DIRECTIONS FOR THIS TASK
Determine how many lines contain the string "Октябрьская". Reply with that figure and nothing else.

SOURCE DATA
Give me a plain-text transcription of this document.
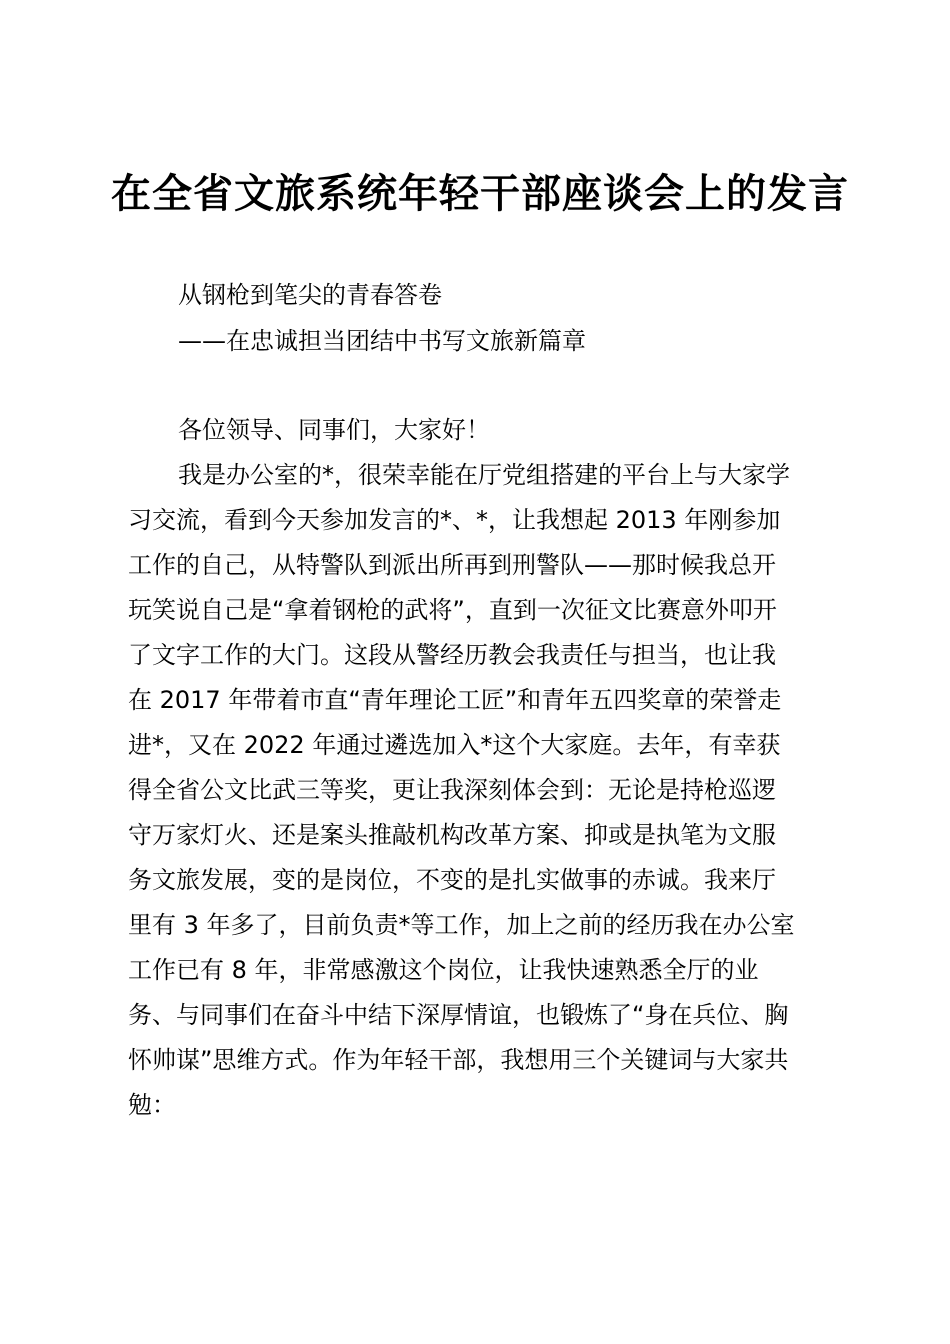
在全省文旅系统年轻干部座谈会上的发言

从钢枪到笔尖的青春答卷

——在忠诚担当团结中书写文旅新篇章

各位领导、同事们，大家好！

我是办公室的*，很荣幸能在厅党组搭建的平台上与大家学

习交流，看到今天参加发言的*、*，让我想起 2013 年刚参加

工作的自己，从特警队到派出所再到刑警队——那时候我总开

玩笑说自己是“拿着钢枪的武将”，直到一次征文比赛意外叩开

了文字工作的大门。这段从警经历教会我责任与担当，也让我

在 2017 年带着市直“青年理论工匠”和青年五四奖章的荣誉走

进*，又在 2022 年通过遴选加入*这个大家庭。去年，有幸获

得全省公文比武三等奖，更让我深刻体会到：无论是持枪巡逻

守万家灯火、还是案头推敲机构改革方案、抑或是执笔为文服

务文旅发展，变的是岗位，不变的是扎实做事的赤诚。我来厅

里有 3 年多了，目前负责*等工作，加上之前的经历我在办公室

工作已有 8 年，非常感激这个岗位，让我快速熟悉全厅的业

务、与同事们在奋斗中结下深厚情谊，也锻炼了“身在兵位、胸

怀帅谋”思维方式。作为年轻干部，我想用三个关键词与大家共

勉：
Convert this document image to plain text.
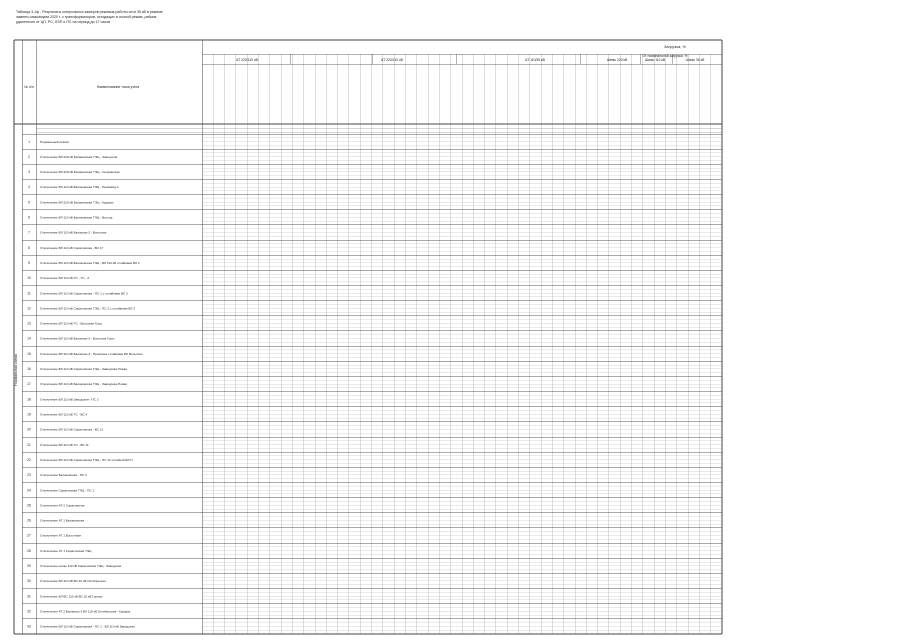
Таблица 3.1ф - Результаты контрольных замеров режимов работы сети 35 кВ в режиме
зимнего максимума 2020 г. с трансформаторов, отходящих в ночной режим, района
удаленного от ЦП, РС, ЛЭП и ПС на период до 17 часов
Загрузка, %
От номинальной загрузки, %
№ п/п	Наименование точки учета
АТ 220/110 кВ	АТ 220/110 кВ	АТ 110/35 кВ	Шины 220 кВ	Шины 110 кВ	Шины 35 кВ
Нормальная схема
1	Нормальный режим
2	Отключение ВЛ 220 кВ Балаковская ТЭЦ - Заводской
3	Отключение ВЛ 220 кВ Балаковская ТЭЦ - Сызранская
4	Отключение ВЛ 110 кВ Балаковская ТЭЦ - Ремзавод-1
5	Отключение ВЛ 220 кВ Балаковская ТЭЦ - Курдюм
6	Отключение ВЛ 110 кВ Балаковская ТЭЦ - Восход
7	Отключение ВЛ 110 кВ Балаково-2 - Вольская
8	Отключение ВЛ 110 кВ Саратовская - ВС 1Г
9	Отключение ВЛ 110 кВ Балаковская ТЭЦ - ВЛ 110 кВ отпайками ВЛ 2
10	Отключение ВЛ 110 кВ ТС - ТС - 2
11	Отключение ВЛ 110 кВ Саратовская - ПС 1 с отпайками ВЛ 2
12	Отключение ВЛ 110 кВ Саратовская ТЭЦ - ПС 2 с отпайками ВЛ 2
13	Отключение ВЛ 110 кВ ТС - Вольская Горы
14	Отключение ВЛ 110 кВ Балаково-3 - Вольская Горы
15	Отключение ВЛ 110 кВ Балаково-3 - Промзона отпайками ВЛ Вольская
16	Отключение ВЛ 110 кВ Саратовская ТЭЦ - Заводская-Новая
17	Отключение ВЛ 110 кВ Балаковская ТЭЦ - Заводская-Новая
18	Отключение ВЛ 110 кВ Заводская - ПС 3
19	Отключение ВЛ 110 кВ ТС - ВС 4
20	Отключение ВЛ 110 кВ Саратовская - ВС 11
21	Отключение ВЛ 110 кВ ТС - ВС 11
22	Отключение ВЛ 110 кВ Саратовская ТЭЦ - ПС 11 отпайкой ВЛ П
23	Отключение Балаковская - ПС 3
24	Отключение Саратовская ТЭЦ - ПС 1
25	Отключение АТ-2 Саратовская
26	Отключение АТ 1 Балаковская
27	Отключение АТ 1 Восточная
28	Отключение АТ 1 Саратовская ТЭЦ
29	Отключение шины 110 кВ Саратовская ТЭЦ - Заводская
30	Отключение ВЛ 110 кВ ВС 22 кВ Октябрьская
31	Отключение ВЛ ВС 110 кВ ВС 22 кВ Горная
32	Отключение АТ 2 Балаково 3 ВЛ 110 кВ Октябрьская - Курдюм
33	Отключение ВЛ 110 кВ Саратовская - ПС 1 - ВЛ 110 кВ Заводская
* * *
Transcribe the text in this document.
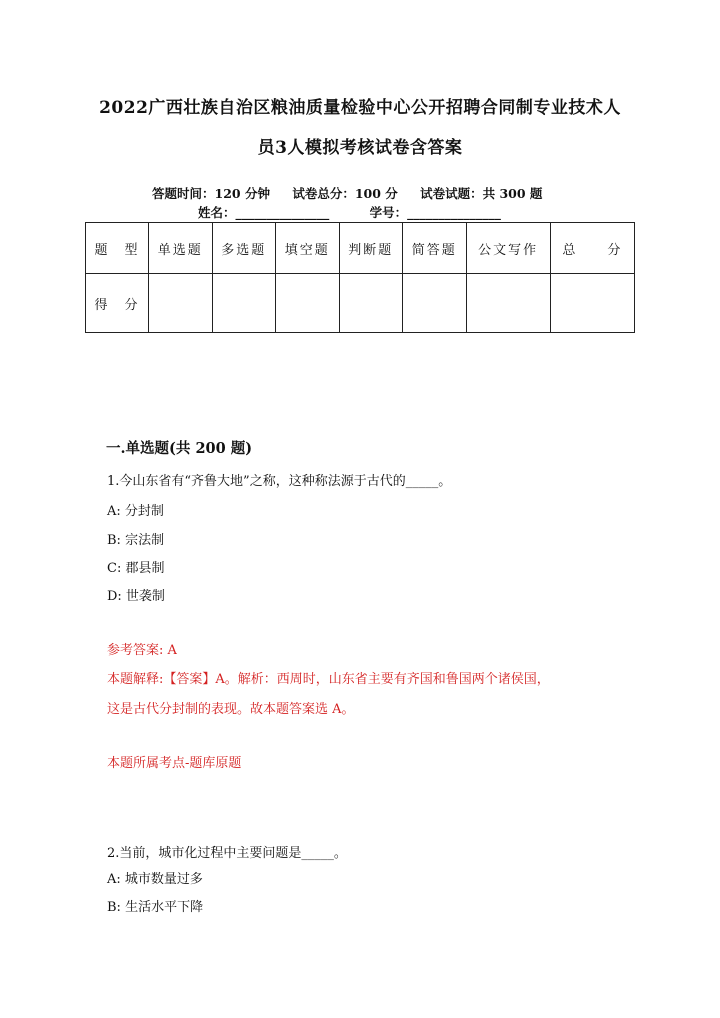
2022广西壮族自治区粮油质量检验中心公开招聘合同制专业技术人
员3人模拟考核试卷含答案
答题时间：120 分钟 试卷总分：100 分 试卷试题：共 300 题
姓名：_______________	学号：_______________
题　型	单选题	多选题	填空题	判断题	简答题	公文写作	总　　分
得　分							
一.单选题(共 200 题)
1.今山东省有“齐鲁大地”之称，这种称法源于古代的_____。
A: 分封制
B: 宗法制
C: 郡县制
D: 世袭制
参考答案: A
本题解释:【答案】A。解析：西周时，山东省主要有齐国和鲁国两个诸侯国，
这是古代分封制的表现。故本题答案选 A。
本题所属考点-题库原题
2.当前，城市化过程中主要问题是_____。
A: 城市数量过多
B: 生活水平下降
...
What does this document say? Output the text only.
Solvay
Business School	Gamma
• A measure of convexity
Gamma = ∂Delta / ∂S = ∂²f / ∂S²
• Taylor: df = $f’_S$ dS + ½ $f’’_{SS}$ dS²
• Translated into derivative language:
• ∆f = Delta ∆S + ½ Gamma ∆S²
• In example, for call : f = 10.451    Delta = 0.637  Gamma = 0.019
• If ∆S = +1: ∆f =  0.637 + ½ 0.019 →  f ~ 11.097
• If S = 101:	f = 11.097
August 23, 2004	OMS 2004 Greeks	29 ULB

SOLUTION BELOW
2